Set problem: Find and copy each line of the records where the string "theory" shows up.

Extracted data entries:
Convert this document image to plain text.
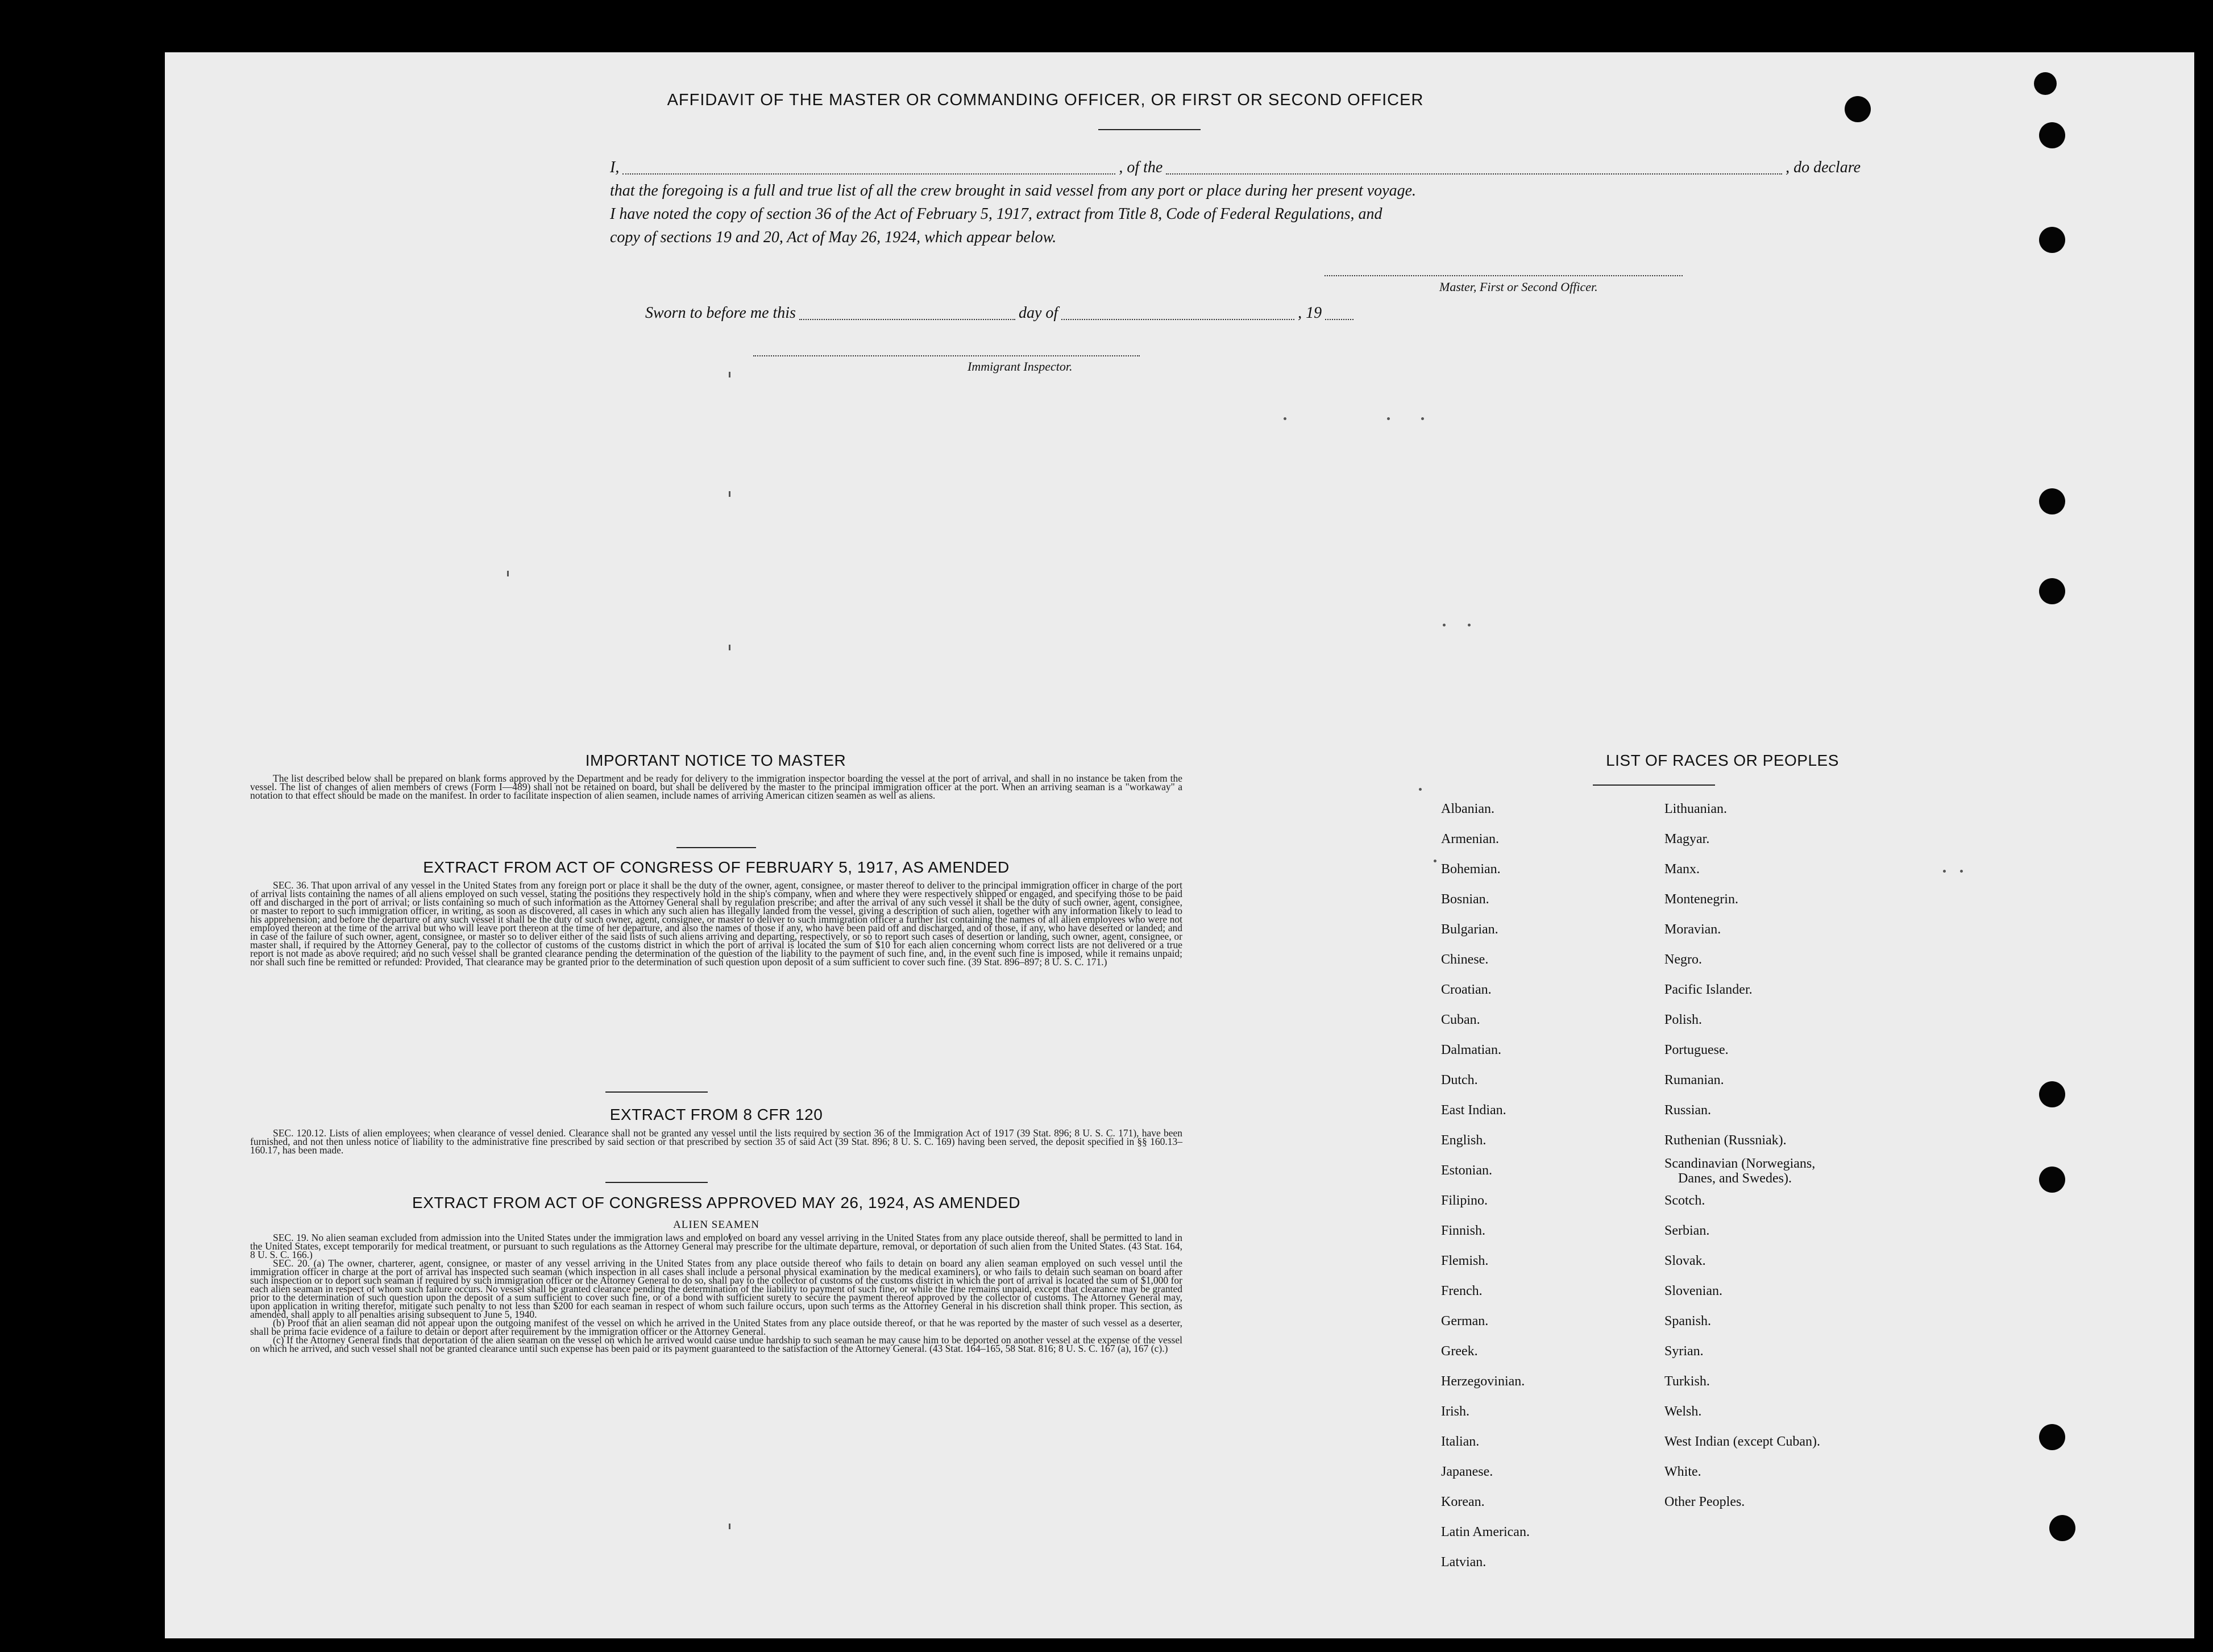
AFFIDAVIT OF THE MASTER OR COMMANDING OFFICER, OR FIRST OR SECOND OFFICER
I,	, of the	, do declare
that the foregoing is a full and true list of all the crew brought in said vessel from any port or place during her present voyage.
I have noted the copy of section 36 of the Act of February 5, 1917, extract from Title 8, Code of Federal Regulations, and
copy of sections 19 and 20, Act of May 26, 1924, which appear below.
Master, First or Second Officer.
Sworn to before me this	day of	, 19
Immigrant Inspector.
IMPORTANT NOTICE TO MASTER

The list described below shall be prepared on blank forms approved by the Department and be ready for delivery to the immigration inspector boarding the vessel at the port of arrival, and shall in no instance be taken from the vessel. The list of changes of alien members of crews (Form I—489) shall not be retained on board, but shall be delivered by the master to the principal immigration officer at the port. When an arriving seaman is a "workaway" a notation to that effect should be made on the manifest. In order to facilitate inspection of alien seamen, include names of arriving American citizen seamen as well as aliens.

EXTRACT FROM ACT OF CONGRESS OF FEBRUARY 5, 1917, AS AMENDED

SEC. 36. That upon arrival of any vessel in the United States from any foreign port or place it shall be the duty of the owner, agent, consignee, or master thereof to deliver to the principal immigration officer in charge of the port of arrival lists containing the names of all aliens employed on such vessel, stating the positions they respectively hold in the ship's company, when and where they were respectively shipped or engaged, and specifying those to be paid off and discharged in the port of arrival; or lists containing so much of such information as the Attorney General shall by regulation prescribe; and after the arrival of any such vessel it shall be the duty of such owner, agent, consignee, or master to report to such immigration officer, in writing, as soon as discovered, all cases in which any such alien has illegally landed from the vessel, giving a description of such alien, together with any information likely to lead to his apprehension; and before the departure of any such vessel it shall be the duty of such owner, agent, consignee, or master to deliver to such immigration officer a further list containing the names of all alien employees who were not employed thereon at the time of the arrival but who will leave port thereon at the time of her departure, and also the names of those if any, who have been paid off and discharged, and of those, if any, who have deserted or landed; and in case of the failure of such owner, agent, consignee, or master so to deliver either of the said lists of such aliens arriving and departing, respectively, or so to report such cases of desertion or landing, such owner, agent, consignee, or master shall, if required by the Attorney General, pay to the collector of customs of the customs district in which the port of arrival is located the sum of $10 for each alien concerning whom correct lists are not delivered or a true report is not made as above required; and no such vessel shall be granted clearance pending the determination of the question of the liability to the payment of such fine, and, in the event such fine is imposed, while it remains unpaid; nor shall such fine be remitted or refunded: Provided, That clearance may be granted prior to the determination of such question upon deposit of a sum sufficient to cover such fine. (39 Stat. 896–897; 8 U. S. C. 171.)

EXTRACT FROM 8 CFR 120

SEC. 120.12. Lists of alien employees; when clearance of vessel denied. Clearance shall not be granted any vessel until the lists required by section 36 of the Immigration Act of 1917 (39 Stat. 896; 8 U. S. C. 171), have been furnished, and not then unless notice of liability to the administrative fine prescribed by said section or that prescribed by section 35 of said Act (39 Stat. 896; 8 U. S. C. 169) having been served, the deposit specified in §§ 160.13–160.17, has been made.

EXTRACT FROM ACT OF CONGRESS APPROVED MAY 26, 1924, AS AMENDED
ALIEN SEAMEN

SEC. 19. No alien seaman excluded from admission into the United States under the immigration laws and employed on board any vessel arriving in the United States from any place outside thereof, shall be permitted to land in the United States, except temporarily for medical treatment, or pursuant to such regulations as the Attorney General may prescribe for the ultimate departure, removal, or deportation of such alien from the United States. (43 Stat. 164, 8 U. S. C. 166.)

SEC. 20. (a) The owner, charterer, agent, consignee, or master of any vessel arriving in the United States from any place outside thereof who fails to detain on board any alien seaman employed on such vessel until the immigration officer in charge at the port of arrival has inspected such seaman (which inspection in all cases shall include a personal physical examination by the medical examiners), or who fails to detain such seaman on board after such inspection or to deport such seaman if required by such immigration officer or the Attorney General to do so, shall pay to the collector of customs of the customs district in which the port of arrival is located the sum of $1,000 for each alien seaman in respect of whom such failure occurs. No vessel shall be granted clearance pending the determination of the liability to payment of such fine, or while the fine remains unpaid, except that clearance may be granted prior to the determination of such question upon the deposit of a sum sufficient to cover such fine, or of a bond with sufficient surety to secure the payment thereof approved by the collector of customs. The Attorney General may, upon application in writing therefor, mitigate such penalty to not less than $200 for each seaman in respect of whom such failure occurs, upon such terms as the Attorney General in his discretion shall think proper. This section, as amended, shall apply to all penalties arising subsequent to June 5, 1940.

(b) Proof that an alien seaman did not appear upon the outgoing manifest of the vessel on which he arrived in the United States from any place outside thereof, or that he was reported by the master of such vessel as a deserter, shall be prima facie evidence of a failure to detain or deport after requirement by the immigration officer or the Attorney General.

(c) If the Attorney General finds that deportation of the alien seaman on the vessel on which he arrived would cause undue hardship to such seaman he may cause him to be deported on another vessel at the expense of the vessel on which he arrived, and such vessel shall not be granted clearance until such expense has been paid or its payment guaranteed to the satisfaction of the Attorney General. (43 Stat. 164–165, 58 Stat. 816; 8 U. S. C. 167 (a), 167 (c).)

LIST OF RACES OR PEOPLES
Albanian.
Armenian.
Bohemian.
Bosnian.
Bulgarian.
Chinese.
Croatian.
Cuban.
Dalmatian.
Dutch.
East Indian.
English.
Estonian.
Filipino.
Finnish.
Flemish.
French.
German.
Greek.
Herzegovinian.
Irish.
Italian.
Japanese.
Korean.
Latin American.
Latvian.
Lithuanian.
Magyar.
Manx.
Montenegrin.
Moravian.
Negro.
Pacific Islander.
Polish.
Portuguese.
Rumanian.
Russian.
Ruthenian (Russniak).
Scandinavian (Norwegians,
Danes, and Swedes).
Scotch.
Serbian.
Slovak.
Slovenian.
Spanish.
Syrian.
Turkish.
Welsh.
West Indian (except Cuban).
White.
Other Peoples.
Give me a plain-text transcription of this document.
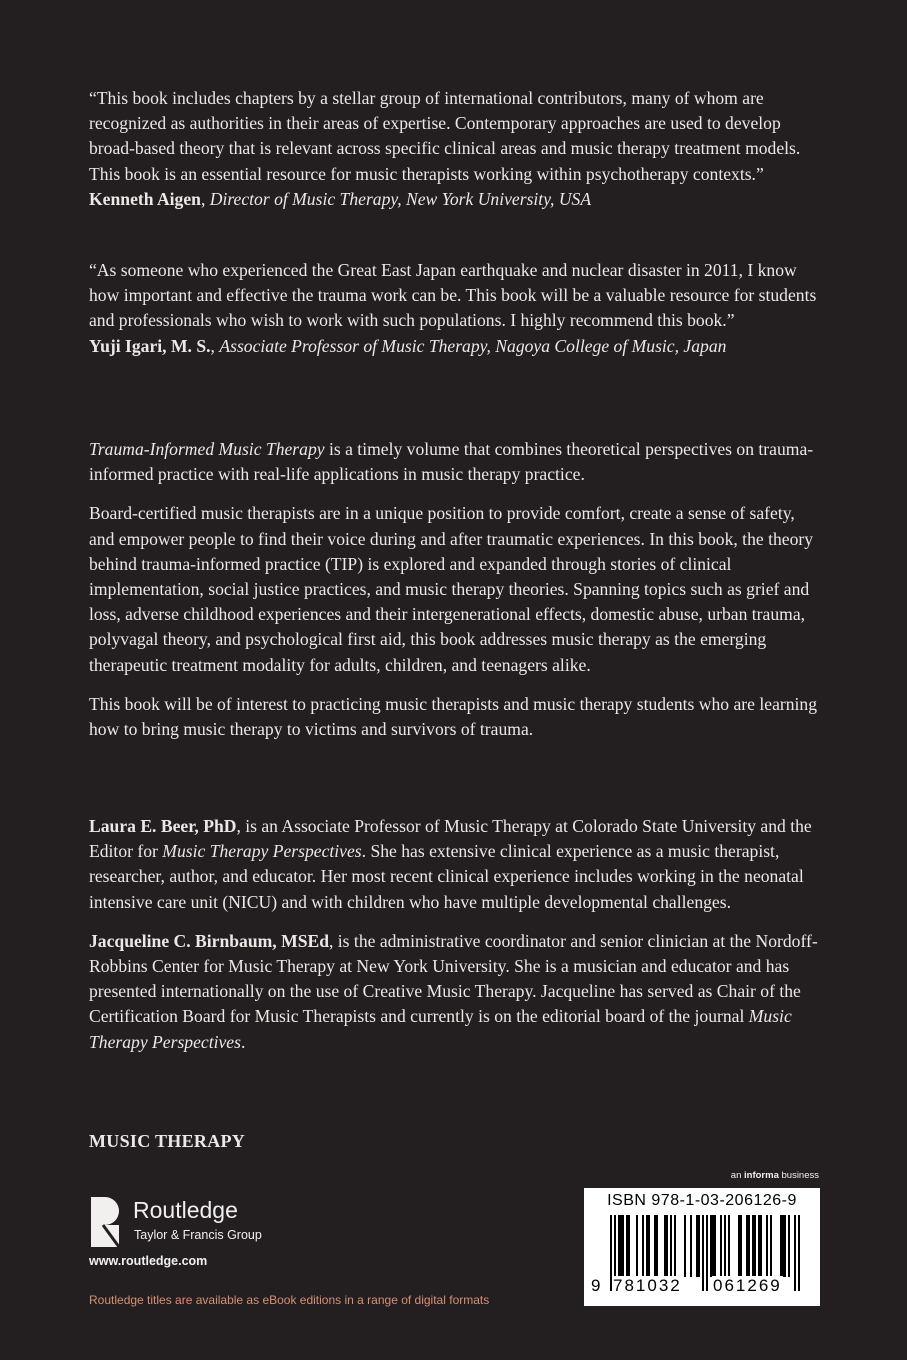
“This book includes chapters by a stellar group of international contributors, many of whom are recognized as authorities in their areas of expertise. Contemporary approaches are used to develop broad-based theory that is relevant across specific clinical areas and music therapy treatment models. This book is an essential resource for music therapists working within psychotherapy contexts.”

Kenneth Aigen, Director of Music Therapy, New York University, USA

“As someone who experienced the Great East Japan earthquake and nuclear disaster in 2011, I know how important and effective the trauma work can be. This book will be a valuable resource for students and professionals who wish to work with such populations. I highly recommend this book.”

Yuji Igari, M. S., Associate Professor of Music Therapy, Nagoya College of Music, Japan

Trauma-Informed Music Therapy is a timely volume that combines theoretical perspectives on trauma-informed practice with real-life applications in music therapy practice.

Board-certified music therapists are in a unique position to provide comfort, create a sense of safety, and empower people to find their voice during and after traumatic experiences. In this book, the theory behind trauma-informed practice (TIP) is explored and expanded through stories of clinical implementation, social justice practices, and music therapy theories. Spanning topics such as grief and loss, adverse childhood experiences and their intergenerational effects, domestic abuse, urban trauma, polyvagal theory, and psychological first aid, this book addresses music therapy as the emerging therapeutic treatment modality for adults, children, and teenagers alike.

This book will be of interest to practicing music therapists and music therapy students who are learning how to bring music therapy to victims and survivors of trauma.

Laura E. Beer, PhD, is an Associate Professor of Music Therapy at Colorado State University and the Editor for Music Therapy Perspectives. She has extensive clinical experience as a music therapist, researcher, author, and educator. Her most recent clinical experience includes working in the neonatal intensive care unit (NICU) and with children who have multiple developmental challenges.

Jacqueline C. Birnbaum, MSEd, is the administrative coordinator and senior clinician at the Nordoff-Robbins Center for Music Therapy at New York University. She is a musician and educator and has presented internationally on the use of Creative Music Therapy. Jacqueline has served as Chair of the Certification Board for Music Therapists and currently is on the editorial board of the journal Music Therapy Perspectives.

MUSIC THERAPY
ROUTLEDGE Routledge
Taylor & Francis Group
www.routledge.com
Routledge titles are available as eBook editions in a range of digital formats
an informa business
ISBN 978-1-03-206126-9
9 781032 061269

Exercise response:
“This book includes chapters by a stellar group of international contributors, many of whom are recognized as authorities in their areas of expertise. Contemporary approaches are used to develop broad-based theory that is relevant across specific clinical areas and music therapy treatment models. This book is an essential resource for music therapists working within psychotherapy contexts.”
Board-certified music therapists are in a unique position to provide comfort, create a sense of safety, and empower people to find their voice during and after traumatic experiences. In this book, the theory behind trauma-informed practice (TIP) is explored and expanded through stories of clinical implementation, social justice practices, and music therapy theories. Spanning topics such as grief and loss, adverse childhood experiences and their intergenerational effects, domestic abuse, urban trauma, polyvagal theory, and psychological first aid, this book addresses music therapy as the emerging therapeutic treatment modality for adults, children, and teenagers alike.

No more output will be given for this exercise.